**PROVIDED RECORDS:**
+ + + + + + +

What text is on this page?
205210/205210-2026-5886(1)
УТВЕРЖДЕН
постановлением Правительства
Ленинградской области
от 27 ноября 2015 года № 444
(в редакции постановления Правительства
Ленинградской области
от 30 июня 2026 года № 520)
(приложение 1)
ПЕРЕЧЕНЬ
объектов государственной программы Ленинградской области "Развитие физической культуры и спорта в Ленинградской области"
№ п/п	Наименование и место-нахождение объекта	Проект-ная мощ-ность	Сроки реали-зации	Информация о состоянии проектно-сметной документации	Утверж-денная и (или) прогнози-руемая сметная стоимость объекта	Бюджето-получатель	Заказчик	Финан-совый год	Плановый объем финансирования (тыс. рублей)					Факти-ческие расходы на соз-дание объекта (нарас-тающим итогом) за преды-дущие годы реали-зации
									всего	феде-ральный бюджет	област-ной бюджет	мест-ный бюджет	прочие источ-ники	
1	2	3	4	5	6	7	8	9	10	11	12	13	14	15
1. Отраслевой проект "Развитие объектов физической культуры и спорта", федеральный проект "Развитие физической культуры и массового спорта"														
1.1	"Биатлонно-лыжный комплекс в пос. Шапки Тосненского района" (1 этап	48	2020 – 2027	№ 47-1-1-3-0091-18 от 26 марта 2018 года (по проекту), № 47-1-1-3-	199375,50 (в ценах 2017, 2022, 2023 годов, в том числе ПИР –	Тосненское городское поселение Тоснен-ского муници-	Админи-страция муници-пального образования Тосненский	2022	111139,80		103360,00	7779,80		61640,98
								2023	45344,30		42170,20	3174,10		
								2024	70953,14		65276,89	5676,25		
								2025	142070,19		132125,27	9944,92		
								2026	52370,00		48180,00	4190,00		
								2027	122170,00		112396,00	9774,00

+ + + + + + +

**GOAL:**
Copy all lines from the data that hold the word "культуры".

**FULL ANSWER:**
объектов государственной программы Ленинградской области "Развитие физической культуры и спорта в Ленинградской области"
1. Отраслевой проект "Развитие объектов физической культуры и спорта", федеральный проект "Развитие физической культуры и массового спорта"														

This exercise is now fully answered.